Return every line of the dataset rows below unchanged, character for character.

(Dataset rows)
___
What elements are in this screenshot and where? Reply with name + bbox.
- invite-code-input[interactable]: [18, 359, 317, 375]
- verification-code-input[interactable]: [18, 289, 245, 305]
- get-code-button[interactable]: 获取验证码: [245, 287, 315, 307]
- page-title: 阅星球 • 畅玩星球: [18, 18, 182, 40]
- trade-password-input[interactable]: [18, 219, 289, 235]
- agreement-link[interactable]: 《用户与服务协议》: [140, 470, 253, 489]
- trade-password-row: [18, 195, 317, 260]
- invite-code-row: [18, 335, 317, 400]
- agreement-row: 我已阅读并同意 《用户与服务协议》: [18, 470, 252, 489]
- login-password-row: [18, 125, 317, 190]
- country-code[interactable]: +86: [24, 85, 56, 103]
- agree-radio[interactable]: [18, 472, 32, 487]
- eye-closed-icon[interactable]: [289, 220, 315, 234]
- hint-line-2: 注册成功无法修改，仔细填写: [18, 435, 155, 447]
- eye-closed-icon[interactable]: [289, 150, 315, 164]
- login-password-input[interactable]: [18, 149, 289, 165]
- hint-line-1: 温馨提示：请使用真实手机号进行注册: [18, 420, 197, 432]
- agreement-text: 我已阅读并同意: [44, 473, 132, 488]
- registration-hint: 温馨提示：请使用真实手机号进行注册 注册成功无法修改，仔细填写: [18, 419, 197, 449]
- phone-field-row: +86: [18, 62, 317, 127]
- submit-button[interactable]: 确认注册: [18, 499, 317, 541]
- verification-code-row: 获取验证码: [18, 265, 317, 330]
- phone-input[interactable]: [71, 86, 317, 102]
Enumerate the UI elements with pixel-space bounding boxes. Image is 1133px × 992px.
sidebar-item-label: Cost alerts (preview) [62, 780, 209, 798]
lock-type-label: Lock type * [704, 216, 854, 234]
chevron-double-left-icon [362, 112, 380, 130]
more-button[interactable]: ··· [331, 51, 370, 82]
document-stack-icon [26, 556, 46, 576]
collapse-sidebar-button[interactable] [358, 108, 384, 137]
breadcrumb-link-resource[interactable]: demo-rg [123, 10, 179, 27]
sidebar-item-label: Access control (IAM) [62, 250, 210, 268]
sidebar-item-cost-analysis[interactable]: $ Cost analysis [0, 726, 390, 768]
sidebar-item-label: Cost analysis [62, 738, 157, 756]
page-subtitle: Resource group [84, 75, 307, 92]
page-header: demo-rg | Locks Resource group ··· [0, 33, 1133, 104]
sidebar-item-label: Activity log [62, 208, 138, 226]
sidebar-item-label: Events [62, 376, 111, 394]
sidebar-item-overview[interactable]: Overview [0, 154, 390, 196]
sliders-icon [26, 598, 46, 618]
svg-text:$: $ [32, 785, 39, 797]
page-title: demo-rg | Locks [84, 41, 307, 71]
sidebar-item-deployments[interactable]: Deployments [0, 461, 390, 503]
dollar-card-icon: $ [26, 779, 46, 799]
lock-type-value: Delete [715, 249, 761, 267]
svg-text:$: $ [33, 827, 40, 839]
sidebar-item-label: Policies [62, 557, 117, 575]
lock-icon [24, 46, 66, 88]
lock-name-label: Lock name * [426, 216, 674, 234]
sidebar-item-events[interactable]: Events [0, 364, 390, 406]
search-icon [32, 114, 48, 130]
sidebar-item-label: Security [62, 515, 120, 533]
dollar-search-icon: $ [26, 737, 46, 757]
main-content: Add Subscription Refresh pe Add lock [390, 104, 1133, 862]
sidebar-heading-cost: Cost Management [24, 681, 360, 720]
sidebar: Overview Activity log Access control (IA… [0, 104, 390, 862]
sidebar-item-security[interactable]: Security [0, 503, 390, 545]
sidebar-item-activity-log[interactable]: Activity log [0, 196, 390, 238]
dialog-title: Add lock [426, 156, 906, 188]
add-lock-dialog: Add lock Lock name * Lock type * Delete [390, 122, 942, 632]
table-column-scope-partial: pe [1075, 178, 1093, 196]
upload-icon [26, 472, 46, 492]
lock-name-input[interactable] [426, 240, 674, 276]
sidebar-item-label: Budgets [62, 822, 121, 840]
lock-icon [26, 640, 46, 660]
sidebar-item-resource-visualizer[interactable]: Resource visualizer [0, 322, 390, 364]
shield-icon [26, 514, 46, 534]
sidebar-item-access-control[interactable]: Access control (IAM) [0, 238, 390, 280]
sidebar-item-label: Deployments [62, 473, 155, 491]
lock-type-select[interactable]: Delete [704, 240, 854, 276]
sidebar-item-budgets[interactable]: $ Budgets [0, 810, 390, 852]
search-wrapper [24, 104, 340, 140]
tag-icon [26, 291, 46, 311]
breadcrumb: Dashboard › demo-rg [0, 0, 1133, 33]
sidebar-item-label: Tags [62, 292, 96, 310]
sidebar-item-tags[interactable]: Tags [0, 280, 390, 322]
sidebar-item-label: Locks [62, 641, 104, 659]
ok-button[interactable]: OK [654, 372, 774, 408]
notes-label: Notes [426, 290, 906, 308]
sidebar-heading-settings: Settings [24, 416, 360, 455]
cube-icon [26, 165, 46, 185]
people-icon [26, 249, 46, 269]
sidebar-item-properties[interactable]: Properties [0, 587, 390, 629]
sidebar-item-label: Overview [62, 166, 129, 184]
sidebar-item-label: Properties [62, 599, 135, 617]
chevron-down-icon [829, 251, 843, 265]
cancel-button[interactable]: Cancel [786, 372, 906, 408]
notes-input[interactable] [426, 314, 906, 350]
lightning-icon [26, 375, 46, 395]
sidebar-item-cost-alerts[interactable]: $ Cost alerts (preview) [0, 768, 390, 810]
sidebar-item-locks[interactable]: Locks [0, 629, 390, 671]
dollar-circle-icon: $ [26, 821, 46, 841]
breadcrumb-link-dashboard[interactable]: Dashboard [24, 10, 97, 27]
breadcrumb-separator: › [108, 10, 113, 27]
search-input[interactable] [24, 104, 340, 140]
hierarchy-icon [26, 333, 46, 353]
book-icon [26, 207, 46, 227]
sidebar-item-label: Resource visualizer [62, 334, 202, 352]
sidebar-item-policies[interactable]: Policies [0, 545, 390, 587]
___
* **Output of the task**:
What elements are in this screenshot and where? Reply with name + bbox.
- invite-code-input[interactable]: [18, 359, 317, 375]
- verification-code-input[interactable]: [18, 289, 245, 305]
- get-code-button[interactable]: 获取验证码: [245, 287, 315, 307]
- page-title: 阅星球 • 畅玩星球: [18, 18, 182, 40]
- trade-password-input[interactable]: [18, 219, 289, 235]
- agreement-link[interactable]: 《用户与服务协议》: [140, 470, 253, 489]
- trade-password-row: [18, 195, 317, 260]
- invite-code-row: [18, 335, 317, 400]
- agreement-row: 我已阅读并同意 《用户与服务协议》: [18, 470, 252, 489]
- login-password-row: [18, 125, 317, 190]
- country-code[interactable]: +86: [24, 85, 56, 103]
- agree-radio[interactable]: [18, 472, 32, 487]
- eye-closed-icon[interactable]: [289, 220, 315, 234]
- hint-line-2: 注册成功无法修改，仔细填写: [18, 435, 155, 447]
- eye-closed-icon[interactable]: [289, 150, 315, 164]
- login-password-input[interactable]: [18, 149, 289, 165]
- hint-line-1: 温馨提示：请使用真实手机号进行注册: [18, 420, 197, 432]
- agreement-text: 我已阅读并同意: [44, 473, 132, 488]
- registration-hint: 温馨提示：请使用真实手机号进行注册 注册成功无法修改，仔细填写: [18, 419, 197, 449]
- phone-field-row: +86: [18, 62, 317, 127]
- submit-button[interactable]: 确认注册: [18, 499, 317, 541]
- verification-code-row: 获取验证码: [18, 265, 317, 330]
- phone-input[interactable]: [71, 86, 317, 102]
Enumerate the UI elements with pixel-space bounding boxes. Image is 1133px × 992px.
sidebar-item-label: Cost alerts (preview) [62, 780, 209, 798]
lock-type-label: Lock type * [704, 216, 854, 234]
chevron-double-left-icon [362, 112, 380, 130]
more-button[interactable]: ··· [331, 51, 370, 82]
document-stack-icon [26, 556, 46, 576]
collapse-sidebar-button[interactable] [358, 108, 384, 137]
breadcrumb-link-resource[interactable]: demo-rg [123, 10, 179, 27]
sidebar-item-label: Access control (IAM) [62, 250, 210, 268]
sidebar-item-cost-analysis[interactable]: $ Cost analysis [0, 726, 390, 768]
sidebar-item-label: Cost analysis [62, 738, 157, 756]
page-subtitle: Resource group [84, 75, 307, 92]
page-header: demo-rg | Locks Resource group ··· [0, 33, 1133, 104]
sidebar-item-label: Activity log [62, 208, 138, 226]
sidebar-item-label: Events [62, 376, 111, 394]
sidebar-item-overview[interactable]: Overview [0, 154, 390, 196]
sliders-icon [26, 598, 46, 618]
svg-text:$: $ [32, 785, 39, 797]
page-title: demo-rg | Locks [84, 41, 307, 71]
sidebar-item-deployments[interactable]: Deployments [0, 461, 390, 503]
dollar-card-icon: $ [26, 779, 46, 799]
lock-type-value: Delete [715, 249, 761, 267]
svg-text:$: $ [33, 827, 40, 839]
sidebar-item-label: Policies [62, 557, 117, 575]
lock-icon [24, 46, 66, 88]
lock-name-label: Lock name * [426, 216, 674, 234]
sidebar-item-events[interactable]: Events [0, 364, 390, 406]
search-icon [32, 114, 48, 130]
sidebar-item-label: Security [62, 515, 120, 533]
dollar-search-icon: $ [26, 737, 46, 757]
main-content: Add Subscription Refresh pe Add lock [390, 104, 1133, 862]
sidebar-heading-cost: Cost Management [24, 681, 360, 720]
sidebar: Overview Activity log Access control (IA… [0, 104, 390, 862]
sidebar-item-security[interactable]: Security [0, 503, 390, 545]
sidebar-item-activity-log[interactable]: Activity log [0, 196, 390, 238]
dialog-title: Add lock [426, 156, 906, 188]
add-lock-dialog: Add lock Lock name * Lock type * Delete [390, 122, 942, 632]
table-column-scope-partial: pe [1075, 178, 1093, 196]
upload-icon [26, 472, 46, 492]
lock-name-input[interactable] [426, 240, 674, 276]
sidebar-item-label: Budgets [62, 822, 121, 840]
lock-icon [26, 640, 46, 660]
sidebar-item-resource-visualizer[interactable]: Resource visualizer [0, 322, 390, 364]
shield-icon [26, 514, 46, 534]
sidebar-item-access-control[interactable]: Access control (IAM) [0, 238, 390, 280]
sidebar-item-label: Deployments [62, 473, 155, 491]
lock-type-select[interactable]: Delete [704, 240, 854, 276]
sidebar-item-budgets[interactable]: $ Budgets [0, 810, 390, 852]
search-wrapper [24, 104, 340, 140]
tag-icon [26, 291, 46, 311]
breadcrumb: Dashboard › demo-rg [0, 0, 1133, 33]
sidebar-item-label: Tags [62, 292, 96, 310]
sidebar-item-tags[interactable]: Tags [0, 280, 390, 322]
sidebar-item-label: Locks [62, 641, 104, 659]
ok-button[interactable]: OK [654, 372, 774, 408]
notes-label: Notes [426, 290, 906, 308]
sidebar-heading-settings: Settings [24, 416, 360, 455]
cube-icon [26, 165, 46, 185]
people-icon [26, 249, 46, 269]
sidebar-item-properties[interactable]: Properties [0, 587, 390, 629]
sidebar-item-label: Overview [62, 166, 129, 184]
sidebar-item-label: Properties [62, 599, 135, 617]
chevron-down-icon [829, 251, 843, 265]
cancel-button[interactable]: Cancel [786, 372, 906, 408]
notes-input[interactable] [426, 314, 906, 350]
lightning-icon [26, 375, 46, 395]
sidebar-item-cost-alerts[interactable]: $ Cost alerts (preview) [0, 768, 390, 810]
sidebar-item-locks[interactable]: Locks [0, 629, 390, 671]
dollar-circle-icon: $ [26, 821, 46, 841]
breadcrumb-link-dashboard[interactable]: Dashboard [24, 10, 97, 27]
breadcrumb-separator: › [108, 10, 113, 27]
search-input[interactable] [24, 104, 340, 140]
hierarchy-icon [26, 333, 46, 353]
book-icon [26, 207, 46, 227]
sidebar-item-label: Resource visualizer [62, 334, 202, 352]
sidebar-item-policies[interactable]: Policies [0, 545, 390, 587]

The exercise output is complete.